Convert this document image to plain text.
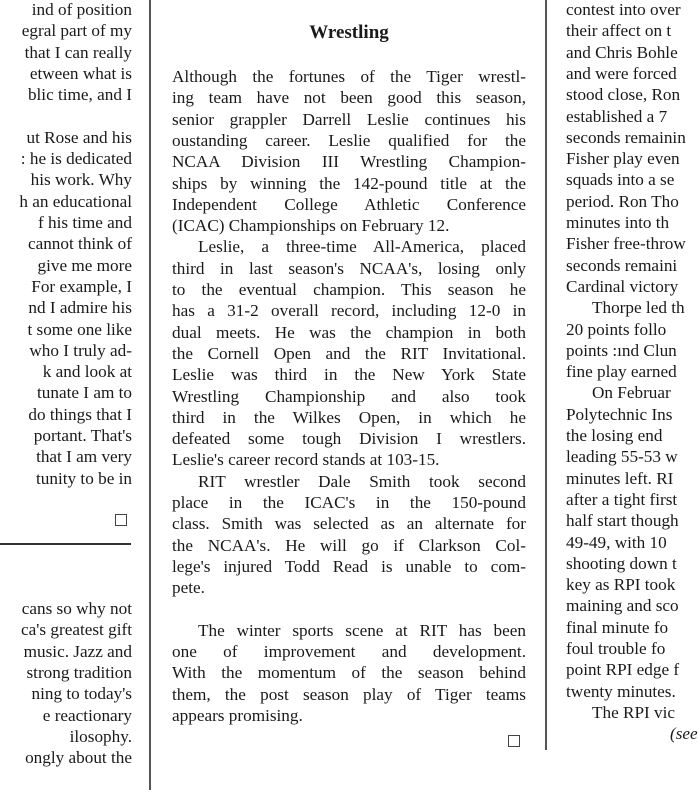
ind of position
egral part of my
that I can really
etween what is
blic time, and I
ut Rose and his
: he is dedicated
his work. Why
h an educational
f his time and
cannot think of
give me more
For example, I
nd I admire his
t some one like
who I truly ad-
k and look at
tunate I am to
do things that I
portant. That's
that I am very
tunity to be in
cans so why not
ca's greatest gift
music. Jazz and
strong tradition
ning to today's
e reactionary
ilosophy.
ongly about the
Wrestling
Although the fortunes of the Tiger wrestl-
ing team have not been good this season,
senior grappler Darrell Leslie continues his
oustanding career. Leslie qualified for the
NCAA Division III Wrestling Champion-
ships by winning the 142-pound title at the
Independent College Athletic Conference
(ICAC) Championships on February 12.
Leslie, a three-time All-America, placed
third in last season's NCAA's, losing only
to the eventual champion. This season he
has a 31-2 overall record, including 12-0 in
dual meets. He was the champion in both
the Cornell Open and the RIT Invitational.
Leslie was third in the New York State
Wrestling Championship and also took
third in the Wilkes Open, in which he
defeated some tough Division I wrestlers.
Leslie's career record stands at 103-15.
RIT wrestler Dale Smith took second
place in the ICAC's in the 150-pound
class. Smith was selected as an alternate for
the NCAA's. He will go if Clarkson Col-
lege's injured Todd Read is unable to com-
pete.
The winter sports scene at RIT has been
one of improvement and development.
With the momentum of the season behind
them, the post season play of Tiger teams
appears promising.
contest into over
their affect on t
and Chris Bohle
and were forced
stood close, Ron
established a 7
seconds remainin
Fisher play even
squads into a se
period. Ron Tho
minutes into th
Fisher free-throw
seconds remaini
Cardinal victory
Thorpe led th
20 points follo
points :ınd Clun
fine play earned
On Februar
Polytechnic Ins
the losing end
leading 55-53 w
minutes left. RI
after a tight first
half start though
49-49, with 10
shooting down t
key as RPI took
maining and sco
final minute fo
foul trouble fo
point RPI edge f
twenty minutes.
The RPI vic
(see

----

- What to work on -
Using the material above, retype each entry exactly and omit the pictures.

- Correct answer -
Convert this document image to plain text.
ind of position
egral part of my
that I can really
etween what is
blic time, and I
ut Rose and his
: he is dedicated
his work. Why
h an educational
f his time and
cannot think of
give me more
For example, I
nd I admire his
t some one like
who I truly ad-
k and look at
tunate I am to
do things that I
portant. That's
that I am very
tunity to be in
cans so why not
ca's greatest gift
music. Jazz and
strong tradition
ning to today's
e reactionary
ilosophy.
ongly about the
Wrestling
Although the fortunes of the Tiger wrestl-
ing team have not been good this season,
senior grappler Darrell Leslie continues his
oustanding career. Leslie qualified for the
NCAA Division III Wrestling Champion-
ships by winning the 142-pound title at the
Independent College Athletic Conference
(ICAC) Championships on February 12.
Leslie, a three-time All-America, placed
third in last season's NCAA's, losing only
to the eventual champion. This season he
has a 31-2 overall record, including 12-0 in
dual meets. He was the champion in both
the Cornell Open and the RIT Invitational.
Leslie was third in the New York State
Wrestling Championship and also took
third in the Wilkes Open, in which he
defeated some tough Division I wrestlers.
Leslie's career record stands at 103-15.
RIT wrestler Dale Smith took second
place in the ICAC's in the 150-pound
class. Smith was selected as an alternate for
the NCAA's. He will go if Clarkson Col-
lege's injured Todd Read is unable to com-
pete.
The winter sports scene at RIT has been
one of improvement and development.
With the momentum of the season behind
them, the post season play of Tiger teams
appears promising.
contest into over
their affect on t
and Chris Bohle
and were forced
stood close, Ron
established a 7
seconds remainin
Fisher play even
squads into a se
period. Ron Tho
minutes into th
Fisher free-throw
seconds remaini
Cardinal victory
Thorpe led th
20 points follo
points :ınd Clun
fine play earned
On Februar
Polytechnic Ins
the losing end
leading 55-53 w
minutes left. RI
after a tight first
half start though
49-49, with 10
shooting down t
key as RPI took
maining and sco
final minute fo
foul trouble fo
point RPI edge f
twenty minutes.
The RPI vic
(see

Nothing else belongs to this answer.